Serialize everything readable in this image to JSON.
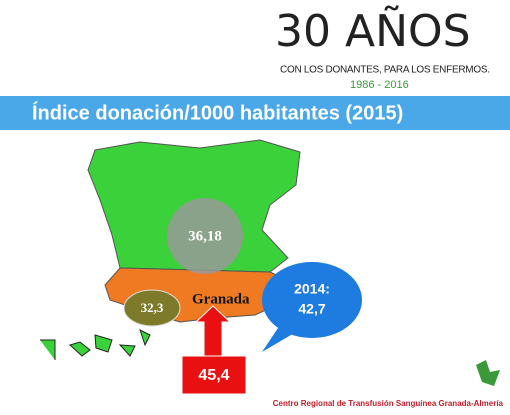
{
  "logo": {
    "title": "30 AÑOS",
    "subtitle": "CON LOS DONANTES, PARA LOS ENFERMOS.",
    "years": "1986 - 2016"
  },
  "header": {
    "title": "Índice donación/1000 habitantes (2015)"
  },
  "map": {
    "spain_value": "36,18",
    "andalucia_value": "32,3",
    "city": "Granada",
    "granada_value": "45,4",
    "callout": {
      "year": "2014:",
      "value": "42,7"
    }
  },
  "footer": {
    "text": "Centro Regional de Transfusión Sanguínea Granada-Almería"
  }
}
━━━━━━━━
_Required work_
Repeat the records word for word. Any picture in them should be left out.

_Solution to the problem_
Serialize everything readable in this image to JSON.
{
  "logo": {
    "title": "30 AÑOS",
    "subtitle": "CON LOS DONANTES, PARA LOS ENFERMOS.",
    "years": "1986 - 2016"
  },
  "header": {
    "title": "Índice donación/1000 habitantes (2015)"
  },
  "map": {
    "spain_value": "36,18",
    "andalucia_value": "32,3",
    "city": "Granada",
    "granada_value": "45,4",
    "callout": {
      "year": "2014:",
      "value": "42,7"
    }
  },
  "footer": {
    "text": "Centro Regional de Transfusión Sanguínea Granada-Almería"
  }
}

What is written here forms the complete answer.